What you should do
In the entries below, find every line with "type" and copy it.

Data shown
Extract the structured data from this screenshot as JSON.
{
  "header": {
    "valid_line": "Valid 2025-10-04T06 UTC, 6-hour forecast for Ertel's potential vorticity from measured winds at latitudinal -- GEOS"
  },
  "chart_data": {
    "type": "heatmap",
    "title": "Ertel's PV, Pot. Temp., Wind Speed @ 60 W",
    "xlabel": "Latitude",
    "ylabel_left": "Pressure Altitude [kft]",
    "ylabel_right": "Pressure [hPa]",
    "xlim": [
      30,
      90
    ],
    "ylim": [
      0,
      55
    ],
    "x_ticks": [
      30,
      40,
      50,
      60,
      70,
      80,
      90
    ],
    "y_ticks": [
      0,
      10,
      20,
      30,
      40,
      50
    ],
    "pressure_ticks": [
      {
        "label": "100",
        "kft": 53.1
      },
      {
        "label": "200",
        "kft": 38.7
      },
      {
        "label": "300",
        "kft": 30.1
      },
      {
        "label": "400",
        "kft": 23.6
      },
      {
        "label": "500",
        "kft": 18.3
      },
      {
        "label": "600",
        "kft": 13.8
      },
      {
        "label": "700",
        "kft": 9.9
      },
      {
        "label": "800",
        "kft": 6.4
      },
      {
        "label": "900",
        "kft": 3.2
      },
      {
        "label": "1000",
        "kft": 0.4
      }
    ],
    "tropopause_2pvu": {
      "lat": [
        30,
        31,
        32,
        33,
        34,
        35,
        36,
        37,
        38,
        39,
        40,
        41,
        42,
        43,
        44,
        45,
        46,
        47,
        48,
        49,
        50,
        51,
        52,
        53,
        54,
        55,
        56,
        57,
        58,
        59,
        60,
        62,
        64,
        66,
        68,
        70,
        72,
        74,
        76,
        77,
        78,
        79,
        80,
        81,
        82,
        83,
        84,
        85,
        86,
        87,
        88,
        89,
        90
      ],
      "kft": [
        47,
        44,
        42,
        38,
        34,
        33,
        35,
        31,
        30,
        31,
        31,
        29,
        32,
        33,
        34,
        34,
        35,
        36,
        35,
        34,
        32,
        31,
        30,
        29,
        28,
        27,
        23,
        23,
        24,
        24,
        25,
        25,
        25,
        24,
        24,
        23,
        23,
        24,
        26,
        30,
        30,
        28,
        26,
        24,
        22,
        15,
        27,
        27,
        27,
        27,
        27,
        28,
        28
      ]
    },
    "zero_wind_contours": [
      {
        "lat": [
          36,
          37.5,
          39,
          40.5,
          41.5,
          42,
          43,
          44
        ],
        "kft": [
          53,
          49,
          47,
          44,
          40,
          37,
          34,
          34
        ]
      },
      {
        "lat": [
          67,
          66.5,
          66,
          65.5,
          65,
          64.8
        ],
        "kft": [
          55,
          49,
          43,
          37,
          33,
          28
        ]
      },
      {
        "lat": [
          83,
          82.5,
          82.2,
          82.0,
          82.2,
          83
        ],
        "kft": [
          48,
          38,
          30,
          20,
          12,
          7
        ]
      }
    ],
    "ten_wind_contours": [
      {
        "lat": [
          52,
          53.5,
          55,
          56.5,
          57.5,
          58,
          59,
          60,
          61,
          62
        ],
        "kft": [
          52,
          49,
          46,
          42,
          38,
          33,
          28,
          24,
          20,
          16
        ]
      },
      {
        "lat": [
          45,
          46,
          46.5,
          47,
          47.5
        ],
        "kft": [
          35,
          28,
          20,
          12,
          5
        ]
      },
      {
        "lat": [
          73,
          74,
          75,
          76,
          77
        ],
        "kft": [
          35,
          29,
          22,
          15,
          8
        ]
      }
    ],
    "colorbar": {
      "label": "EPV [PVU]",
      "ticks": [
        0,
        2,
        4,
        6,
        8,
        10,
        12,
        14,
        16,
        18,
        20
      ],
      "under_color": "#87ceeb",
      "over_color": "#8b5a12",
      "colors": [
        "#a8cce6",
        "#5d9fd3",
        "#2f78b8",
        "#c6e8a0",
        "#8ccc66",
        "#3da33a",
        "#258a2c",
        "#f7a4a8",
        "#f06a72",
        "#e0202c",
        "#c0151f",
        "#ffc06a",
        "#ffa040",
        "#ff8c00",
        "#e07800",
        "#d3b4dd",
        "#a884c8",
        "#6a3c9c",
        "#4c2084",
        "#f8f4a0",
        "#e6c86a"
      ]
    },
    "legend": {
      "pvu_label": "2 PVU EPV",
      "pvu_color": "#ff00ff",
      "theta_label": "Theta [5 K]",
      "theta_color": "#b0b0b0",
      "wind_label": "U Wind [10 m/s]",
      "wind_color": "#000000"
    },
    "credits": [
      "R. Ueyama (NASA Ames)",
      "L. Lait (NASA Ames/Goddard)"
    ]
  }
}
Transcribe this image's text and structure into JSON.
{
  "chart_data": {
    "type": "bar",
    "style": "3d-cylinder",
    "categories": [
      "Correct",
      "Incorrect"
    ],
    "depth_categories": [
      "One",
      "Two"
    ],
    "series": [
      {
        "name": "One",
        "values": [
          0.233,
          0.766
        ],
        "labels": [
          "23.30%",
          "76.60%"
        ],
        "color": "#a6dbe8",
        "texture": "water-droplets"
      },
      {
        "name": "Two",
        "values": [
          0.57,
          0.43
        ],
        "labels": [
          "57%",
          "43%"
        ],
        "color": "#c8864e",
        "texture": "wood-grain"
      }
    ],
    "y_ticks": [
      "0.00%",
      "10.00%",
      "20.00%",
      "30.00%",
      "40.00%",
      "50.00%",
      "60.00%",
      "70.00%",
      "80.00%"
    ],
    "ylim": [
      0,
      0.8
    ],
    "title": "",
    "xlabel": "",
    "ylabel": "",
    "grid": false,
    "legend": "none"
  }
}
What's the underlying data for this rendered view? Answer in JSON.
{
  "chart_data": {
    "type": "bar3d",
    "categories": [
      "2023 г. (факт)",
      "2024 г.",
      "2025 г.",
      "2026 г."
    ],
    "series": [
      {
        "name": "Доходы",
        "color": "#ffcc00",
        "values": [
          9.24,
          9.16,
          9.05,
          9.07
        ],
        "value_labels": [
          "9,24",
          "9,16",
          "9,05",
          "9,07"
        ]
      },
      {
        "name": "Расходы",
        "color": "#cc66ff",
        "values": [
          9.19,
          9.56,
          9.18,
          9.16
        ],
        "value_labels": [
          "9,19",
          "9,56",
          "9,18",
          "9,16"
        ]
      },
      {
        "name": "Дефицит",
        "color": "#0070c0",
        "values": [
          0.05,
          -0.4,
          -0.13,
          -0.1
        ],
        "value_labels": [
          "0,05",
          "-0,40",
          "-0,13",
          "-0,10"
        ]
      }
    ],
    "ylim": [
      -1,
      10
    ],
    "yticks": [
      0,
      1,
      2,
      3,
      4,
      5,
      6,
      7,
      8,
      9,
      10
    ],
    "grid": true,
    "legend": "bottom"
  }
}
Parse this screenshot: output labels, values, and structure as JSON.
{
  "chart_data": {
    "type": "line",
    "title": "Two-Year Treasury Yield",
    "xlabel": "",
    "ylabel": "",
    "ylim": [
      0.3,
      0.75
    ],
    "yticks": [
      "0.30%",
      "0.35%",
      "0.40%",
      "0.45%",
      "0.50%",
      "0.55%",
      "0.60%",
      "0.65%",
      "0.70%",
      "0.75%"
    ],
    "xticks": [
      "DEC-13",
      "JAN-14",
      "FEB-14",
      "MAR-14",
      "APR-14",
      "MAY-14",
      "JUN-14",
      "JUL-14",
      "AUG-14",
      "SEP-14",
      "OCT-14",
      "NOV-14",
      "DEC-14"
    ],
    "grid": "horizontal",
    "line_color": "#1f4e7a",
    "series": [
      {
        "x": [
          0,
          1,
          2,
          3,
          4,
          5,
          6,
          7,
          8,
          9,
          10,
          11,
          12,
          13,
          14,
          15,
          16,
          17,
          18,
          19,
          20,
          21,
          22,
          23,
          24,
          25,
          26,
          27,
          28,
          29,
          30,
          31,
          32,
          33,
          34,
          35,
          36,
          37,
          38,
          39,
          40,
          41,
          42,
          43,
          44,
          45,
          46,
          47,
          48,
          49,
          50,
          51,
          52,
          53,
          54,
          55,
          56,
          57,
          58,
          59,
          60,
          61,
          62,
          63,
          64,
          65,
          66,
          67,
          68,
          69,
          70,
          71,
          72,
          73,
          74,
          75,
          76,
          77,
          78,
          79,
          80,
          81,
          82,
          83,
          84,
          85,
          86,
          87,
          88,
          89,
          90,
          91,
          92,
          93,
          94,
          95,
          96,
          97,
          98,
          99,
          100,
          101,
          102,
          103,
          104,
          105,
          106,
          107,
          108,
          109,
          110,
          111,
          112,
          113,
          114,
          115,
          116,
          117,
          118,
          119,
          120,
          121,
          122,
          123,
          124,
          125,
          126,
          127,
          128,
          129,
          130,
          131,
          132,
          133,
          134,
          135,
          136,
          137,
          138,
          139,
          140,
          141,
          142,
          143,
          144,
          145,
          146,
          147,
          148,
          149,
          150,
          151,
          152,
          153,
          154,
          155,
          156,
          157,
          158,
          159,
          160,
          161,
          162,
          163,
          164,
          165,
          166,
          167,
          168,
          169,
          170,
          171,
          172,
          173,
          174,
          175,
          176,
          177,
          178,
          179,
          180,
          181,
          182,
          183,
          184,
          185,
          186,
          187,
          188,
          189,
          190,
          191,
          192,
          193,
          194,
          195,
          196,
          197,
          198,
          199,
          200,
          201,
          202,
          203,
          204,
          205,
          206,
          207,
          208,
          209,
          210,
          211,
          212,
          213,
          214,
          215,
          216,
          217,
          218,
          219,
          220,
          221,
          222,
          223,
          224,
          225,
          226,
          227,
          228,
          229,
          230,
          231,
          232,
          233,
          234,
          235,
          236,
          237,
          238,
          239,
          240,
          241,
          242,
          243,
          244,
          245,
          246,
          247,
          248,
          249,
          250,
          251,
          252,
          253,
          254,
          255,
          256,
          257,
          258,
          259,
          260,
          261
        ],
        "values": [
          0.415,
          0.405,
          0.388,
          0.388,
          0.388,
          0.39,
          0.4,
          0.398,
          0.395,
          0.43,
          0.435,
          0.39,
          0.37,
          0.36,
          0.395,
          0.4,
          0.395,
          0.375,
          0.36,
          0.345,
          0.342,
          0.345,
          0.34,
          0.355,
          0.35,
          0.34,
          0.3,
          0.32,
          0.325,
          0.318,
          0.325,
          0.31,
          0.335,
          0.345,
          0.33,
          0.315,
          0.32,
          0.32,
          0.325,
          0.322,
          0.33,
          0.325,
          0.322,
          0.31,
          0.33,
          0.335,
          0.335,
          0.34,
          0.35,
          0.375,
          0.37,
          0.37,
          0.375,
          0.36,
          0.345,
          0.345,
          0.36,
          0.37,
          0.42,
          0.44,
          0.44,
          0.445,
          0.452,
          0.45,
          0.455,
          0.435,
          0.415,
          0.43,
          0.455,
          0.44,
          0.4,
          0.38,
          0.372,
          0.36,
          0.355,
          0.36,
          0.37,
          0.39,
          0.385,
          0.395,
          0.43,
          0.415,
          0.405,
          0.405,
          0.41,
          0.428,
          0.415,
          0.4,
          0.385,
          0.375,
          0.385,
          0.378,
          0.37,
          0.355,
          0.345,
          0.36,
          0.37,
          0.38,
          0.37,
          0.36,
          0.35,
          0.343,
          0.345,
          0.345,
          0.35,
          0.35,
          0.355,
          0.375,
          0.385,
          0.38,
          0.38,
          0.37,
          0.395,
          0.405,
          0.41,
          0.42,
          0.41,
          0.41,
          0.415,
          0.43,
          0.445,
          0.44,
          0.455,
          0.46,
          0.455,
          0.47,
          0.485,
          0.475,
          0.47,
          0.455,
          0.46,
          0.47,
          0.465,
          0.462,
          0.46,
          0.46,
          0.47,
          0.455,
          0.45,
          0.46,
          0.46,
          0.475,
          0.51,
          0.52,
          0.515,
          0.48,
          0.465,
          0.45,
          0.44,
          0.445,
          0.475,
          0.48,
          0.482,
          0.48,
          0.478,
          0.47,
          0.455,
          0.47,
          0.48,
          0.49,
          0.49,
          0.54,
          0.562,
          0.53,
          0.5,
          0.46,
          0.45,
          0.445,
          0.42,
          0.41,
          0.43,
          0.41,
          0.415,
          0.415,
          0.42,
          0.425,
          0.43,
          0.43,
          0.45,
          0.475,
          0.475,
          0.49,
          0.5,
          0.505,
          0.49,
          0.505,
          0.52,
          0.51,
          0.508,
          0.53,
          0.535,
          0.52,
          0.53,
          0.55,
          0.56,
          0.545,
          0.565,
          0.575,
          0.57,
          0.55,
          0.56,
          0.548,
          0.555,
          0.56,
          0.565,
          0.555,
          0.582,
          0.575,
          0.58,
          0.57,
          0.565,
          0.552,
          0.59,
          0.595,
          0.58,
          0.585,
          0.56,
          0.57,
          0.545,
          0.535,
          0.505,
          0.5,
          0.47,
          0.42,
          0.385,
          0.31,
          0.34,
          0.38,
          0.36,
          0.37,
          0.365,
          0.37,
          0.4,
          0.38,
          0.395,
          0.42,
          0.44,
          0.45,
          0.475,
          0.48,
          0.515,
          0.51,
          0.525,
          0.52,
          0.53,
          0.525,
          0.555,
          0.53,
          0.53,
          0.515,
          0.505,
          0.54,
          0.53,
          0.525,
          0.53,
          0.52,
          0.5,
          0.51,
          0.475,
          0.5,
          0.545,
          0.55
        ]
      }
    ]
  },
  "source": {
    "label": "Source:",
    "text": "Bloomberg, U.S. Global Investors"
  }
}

Solution below
    "type": "heatmap",
    "type": "bar",
    "type": "bar3d",
    "type": "line",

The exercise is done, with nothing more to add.